__JOB__
Write each record again exactly as it stands.

__DATA EXTRACT__
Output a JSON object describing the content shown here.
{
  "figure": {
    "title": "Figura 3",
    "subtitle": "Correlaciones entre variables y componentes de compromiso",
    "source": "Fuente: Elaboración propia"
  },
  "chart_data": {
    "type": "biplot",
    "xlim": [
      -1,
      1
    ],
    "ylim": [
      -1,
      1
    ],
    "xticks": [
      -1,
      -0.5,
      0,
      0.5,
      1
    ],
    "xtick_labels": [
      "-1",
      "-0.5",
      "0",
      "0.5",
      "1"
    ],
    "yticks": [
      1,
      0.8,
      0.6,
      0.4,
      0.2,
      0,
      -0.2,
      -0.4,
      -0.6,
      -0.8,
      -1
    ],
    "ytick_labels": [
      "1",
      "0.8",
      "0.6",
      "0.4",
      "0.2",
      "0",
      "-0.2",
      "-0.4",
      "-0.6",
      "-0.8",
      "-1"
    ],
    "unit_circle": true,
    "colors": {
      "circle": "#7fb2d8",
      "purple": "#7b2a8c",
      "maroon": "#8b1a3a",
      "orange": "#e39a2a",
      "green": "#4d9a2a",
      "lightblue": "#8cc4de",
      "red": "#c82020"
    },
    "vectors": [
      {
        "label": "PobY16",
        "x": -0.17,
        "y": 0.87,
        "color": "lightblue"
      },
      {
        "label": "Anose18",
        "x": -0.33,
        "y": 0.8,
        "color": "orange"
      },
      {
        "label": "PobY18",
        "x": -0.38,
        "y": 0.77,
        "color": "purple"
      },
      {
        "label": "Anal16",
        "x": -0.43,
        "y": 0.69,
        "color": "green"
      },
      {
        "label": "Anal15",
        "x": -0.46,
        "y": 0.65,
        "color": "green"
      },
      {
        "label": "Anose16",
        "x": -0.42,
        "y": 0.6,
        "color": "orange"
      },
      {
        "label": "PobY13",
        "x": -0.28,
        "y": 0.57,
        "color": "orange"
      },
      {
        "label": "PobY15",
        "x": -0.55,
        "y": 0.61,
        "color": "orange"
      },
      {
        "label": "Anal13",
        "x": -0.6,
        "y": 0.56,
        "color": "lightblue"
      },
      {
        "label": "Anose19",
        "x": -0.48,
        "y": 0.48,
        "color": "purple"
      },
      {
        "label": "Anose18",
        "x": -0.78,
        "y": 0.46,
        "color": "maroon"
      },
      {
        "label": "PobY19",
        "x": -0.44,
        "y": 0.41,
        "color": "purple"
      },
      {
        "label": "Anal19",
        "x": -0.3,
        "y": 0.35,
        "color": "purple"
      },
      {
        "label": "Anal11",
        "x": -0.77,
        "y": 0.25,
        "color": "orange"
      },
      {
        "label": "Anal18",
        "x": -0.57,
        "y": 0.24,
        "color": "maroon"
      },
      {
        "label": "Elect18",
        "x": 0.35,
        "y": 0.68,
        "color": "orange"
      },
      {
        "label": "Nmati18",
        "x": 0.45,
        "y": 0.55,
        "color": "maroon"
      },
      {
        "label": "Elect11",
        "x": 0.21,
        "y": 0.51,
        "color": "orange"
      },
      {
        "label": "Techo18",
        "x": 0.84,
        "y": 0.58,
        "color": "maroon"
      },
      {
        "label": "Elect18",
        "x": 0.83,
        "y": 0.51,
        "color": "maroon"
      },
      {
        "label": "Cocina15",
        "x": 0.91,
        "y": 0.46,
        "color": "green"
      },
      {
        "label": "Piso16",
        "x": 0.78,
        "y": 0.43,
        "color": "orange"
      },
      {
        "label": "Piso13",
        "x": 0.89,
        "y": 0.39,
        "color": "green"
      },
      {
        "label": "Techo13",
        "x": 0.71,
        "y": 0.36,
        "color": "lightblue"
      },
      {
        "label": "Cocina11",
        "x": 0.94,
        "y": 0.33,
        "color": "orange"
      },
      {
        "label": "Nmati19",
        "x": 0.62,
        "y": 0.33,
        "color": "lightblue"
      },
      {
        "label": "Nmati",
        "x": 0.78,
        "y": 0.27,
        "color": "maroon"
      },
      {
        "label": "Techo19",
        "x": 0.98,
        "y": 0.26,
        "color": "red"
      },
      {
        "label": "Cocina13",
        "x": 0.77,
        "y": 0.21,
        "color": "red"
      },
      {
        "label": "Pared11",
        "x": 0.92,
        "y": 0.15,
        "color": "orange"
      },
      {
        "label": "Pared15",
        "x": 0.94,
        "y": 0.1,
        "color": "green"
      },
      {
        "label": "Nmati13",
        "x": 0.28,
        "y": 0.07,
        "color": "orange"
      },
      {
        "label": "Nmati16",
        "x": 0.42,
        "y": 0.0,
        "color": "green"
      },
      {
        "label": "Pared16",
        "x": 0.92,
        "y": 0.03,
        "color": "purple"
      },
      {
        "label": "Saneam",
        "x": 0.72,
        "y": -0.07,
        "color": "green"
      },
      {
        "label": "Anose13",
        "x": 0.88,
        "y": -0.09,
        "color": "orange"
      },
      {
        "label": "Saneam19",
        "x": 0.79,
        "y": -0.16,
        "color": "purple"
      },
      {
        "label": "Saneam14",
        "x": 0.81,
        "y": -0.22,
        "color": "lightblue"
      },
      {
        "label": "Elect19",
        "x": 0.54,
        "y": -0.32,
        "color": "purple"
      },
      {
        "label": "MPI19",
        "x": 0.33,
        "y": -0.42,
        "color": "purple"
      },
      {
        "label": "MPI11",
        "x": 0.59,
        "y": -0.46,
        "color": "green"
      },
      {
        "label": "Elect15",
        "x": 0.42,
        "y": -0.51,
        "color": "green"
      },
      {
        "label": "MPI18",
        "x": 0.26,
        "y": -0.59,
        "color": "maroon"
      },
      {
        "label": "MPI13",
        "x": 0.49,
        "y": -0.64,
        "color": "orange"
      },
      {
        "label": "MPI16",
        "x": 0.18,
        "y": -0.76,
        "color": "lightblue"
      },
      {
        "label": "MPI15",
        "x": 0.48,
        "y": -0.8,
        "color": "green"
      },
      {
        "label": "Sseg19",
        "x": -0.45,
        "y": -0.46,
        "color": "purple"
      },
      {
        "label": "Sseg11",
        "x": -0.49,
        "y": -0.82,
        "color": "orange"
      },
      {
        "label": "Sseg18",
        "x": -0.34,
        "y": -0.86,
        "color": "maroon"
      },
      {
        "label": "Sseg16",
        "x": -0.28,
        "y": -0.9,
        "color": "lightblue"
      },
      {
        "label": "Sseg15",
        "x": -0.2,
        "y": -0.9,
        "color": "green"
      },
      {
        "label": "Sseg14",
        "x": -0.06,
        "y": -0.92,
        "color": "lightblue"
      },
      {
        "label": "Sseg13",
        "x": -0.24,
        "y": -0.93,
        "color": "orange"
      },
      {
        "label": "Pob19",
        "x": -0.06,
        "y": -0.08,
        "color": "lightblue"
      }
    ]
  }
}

__RESULT OF THE TASK__
Output a JSON object describing the content shown here.
{
  "figure": {
    "title": "Figura 3",
    "subtitle": "Correlaciones entre variables y componentes de compromiso",
    "source": "Fuente: Elaboración propia"
  },
  "chart_data": {
    "type": "biplot",
    "xlim": [
      -1,
      1
    ],
    "ylim": [
      -1,
      1
    ],
    "xticks": [
      -1,
      -0.5,
      0,
      0.5,
      1
    ],
    "xtick_labels": [
      "-1",
      "-0.5",
      "0",
      "0.5",
      "1"
    ],
    "yticks": [
      1,
      0.8,
      0.6,
      0.4,
      0.2,
      0,
      -0.2,
      -0.4,
      -0.6,
      -0.8,
      -1
    ],
    "ytick_labels": [
      "1",
      "0.8",
      "0.6",
      "0.4",
      "0.2",
      "0",
      "-0.2",
      "-0.4",
      "-0.6",
      "-0.8",
      "-1"
    ],
    "unit_circle": true,
    "colors": {
      "circle": "#7fb2d8",
      "purple": "#7b2a8c",
      "maroon": "#8b1a3a",
      "orange": "#e39a2a",
      "green": "#4d9a2a",
      "lightblue": "#8cc4de",
      "red": "#c82020"
    },
    "vectors": [
      {
        "label": "PobY16",
        "x": -0.17,
        "y": 0.87,
        "color": "lightblue"
      },
      {
        "label": "Anose18",
        "x": -0.33,
        "y": 0.8,
        "color": "orange"
      },
      {
        "label": "PobY18",
        "x": -0.38,
        "y": 0.77,
        "color": "purple"
      },
      {
        "label": "Anal16",
        "x": -0.43,
        "y": 0.69,
        "color": "green"
      },
      {
        "label": "Anal15",
        "x": -0.46,
        "y": 0.65,
        "color": "green"
      },
      {
        "label": "Anose16",
        "x": -0.42,
        "y": 0.6,
        "color": "orange"
      },
      {
        "label": "PobY13",
        "x": -0.28,
        "y": 0.57,
        "color": "orange"
      },
      {
        "label": "PobY15",
        "x": -0.55,
        "y": 0.61,
        "color": "orange"
      },
      {
        "label": "Anal13",
        "x": -0.6,
        "y": 0.56,
        "color": "lightblue"
      },
      {
        "label": "Anose19",
        "x": -0.48,
        "y": 0.48,
        "color": "purple"
      },
      {
        "label": "Anose18",
        "x": -0.78,
        "y": 0.46,
        "color": "maroon"
      },
      {
        "label": "PobY19",
        "x": -0.44,
        "y": 0.41,
        "color": "purple"
      },
      {
        "label": "Anal19",
        "x": -0.3,
        "y": 0.35,
        "color": "purple"
      },
      {
        "label": "Anal11",
        "x": -0.77,
        "y": 0.25,
        "color": "orange"
      },
      {
        "label": "Anal18",
        "x": -0.57,
        "y": 0.24,
        "color": "maroon"
      },
      {
        "label": "Elect18",
        "x": 0.35,
        "y": 0.68,
        "color": "orange"
      },
      {
        "label": "Nmati18",
        "x": 0.45,
        "y": 0.55,
        "color": "maroon"
      },
      {
        "label": "Elect11",
        "x": 0.21,
        "y": 0.51,
        "color": "orange"
      },
      {
        "label": "Techo18",
        "x": 0.84,
        "y": 0.58,
        "color": "maroon"
      },
      {
        "label": "Elect18",
        "x": 0.83,
        "y": 0.51,
        "color": "maroon"
      },
      {
        "label": "Cocina15",
        "x": 0.91,
        "y": 0.46,
        "color": "green"
      },
      {
        "label": "Piso16",
        "x": 0.78,
        "y": 0.43,
        "color": "orange"
      },
      {
        "label": "Piso13",
        "x": 0.89,
        "y": 0.39,
        "color": "green"
      },
      {
        "label": "Techo13",
        "x": 0.71,
        "y": 0.36,
        "color": "lightblue"
      },
      {
        "label": "Cocina11",
        "x": 0.94,
        "y": 0.33,
        "color": "orange"
      },
      {
        "label": "Nmati19",
        "x": 0.62,
        "y": 0.33,
        "color": "lightblue"
      },
      {
        "label": "Nmati",
        "x": 0.78,
        "y": 0.27,
        "color": "maroon"
      },
      {
        "label": "Techo19",
        "x": 0.98,
        "y": 0.26,
        "color": "red"
      },
      {
        "label": "Cocina13",
        "x": 0.77,
        "y": 0.21,
        "color": "red"
      },
      {
        "label": "Pared11",
        "x": 0.92,
        "y": 0.15,
        "color": "orange"
      },
      {
        "label": "Pared15",
        "x": 0.94,
        "y": 0.1,
        "color": "green"
      },
      {
        "label": "Nmati13",
        "x": 0.28,
        "y": 0.07,
        "color": "orange"
      },
      {
        "label": "Nmati16",
        "x": 0.42,
        "y": 0.0,
        "color": "green"
      },
      {
        "label": "Pared16",
        "x": 0.92,
        "y": 0.03,
        "color": "purple"
      },
      {
        "label": "Saneam",
        "x": 0.72,
        "y": -0.07,
        "color": "green"
      },
      {
        "label": "Anose13",
        "x": 0.88,
        "y": -0.09,
        "color": "orange"
      },
      {
        "label": "Saneam19",
        "x": 0.79,
        "y": -0.16,
        "color": "purple"
      },
      {
        "label": "Saneam14",
        "x": 0.81,
        "y": -0.22,
        "color": "lightblue"
      },
      {
        "label": "Elect19",
        "x": 0.54,
        "y": -0.32,
        "color": "purple"
      },
      {
        "label": "MPI19",
        "x": 0.33,
        "y": -0.42,
        "color": "purple"
      },
      {
        "label": "MPI11",
        "x": 0.59,
        "y": -0.46,
        "color": "green"
      },
      {
        "label": "Elect15",
        "x": 0.42,
        "y": -0.51,
        "color": "green"
      },
      {
        "label": "MPI18",
        "x": 0.26,
        "y": -0.59,
        "color": "maroon"
      },
      {
        "label": "MPI13",
        "x": 0.49,
        "y": -0.64,
        "color": "orange"
      },
      {
        "label": "MPI16",
        "x": 0.18,
        "y": -0.76,
        "color": "lightblue"
      },
      {
        "label": "MPI15",
        "x": 0.48,
        "y": -0.8,
        "color": "green"
      },
      {
        "label": "Sseg19",
        "x": -0.45,
        "y": -0.46,
        "color": "purple"
      },
      {
        "label": "Sseg11",
        "x": -0.49,
        "y": -0.82,
        "color": "orange"
      },
      {
        "label": "Sseg18",
        "x": -0.34,
        "y": -0.86,
        "color": "maroon"
      },
      {
        "label": "Sseg16",
        "x": -0.28,
        "y": -0.9,
        "color": "lightblue"
      },
      {
        "label": "Sseg15",
        "x": -0.2,
        "y": -0.9,
        "color": "green"
      },
      {
        "label": "Sseg14",
        "x": -0.06,
        "y": -0.92,
        "color": "lightblue"
      },
      {
        "label": "Sseg13",
        "x": -0.24,
        "y": -0.93,
        "color": "orange"
      },
      {
        "label": "Pob19",
        "x": -0.06,
        "y": -0.08,
        "color": "lightblue"
      }
    ]
  }
}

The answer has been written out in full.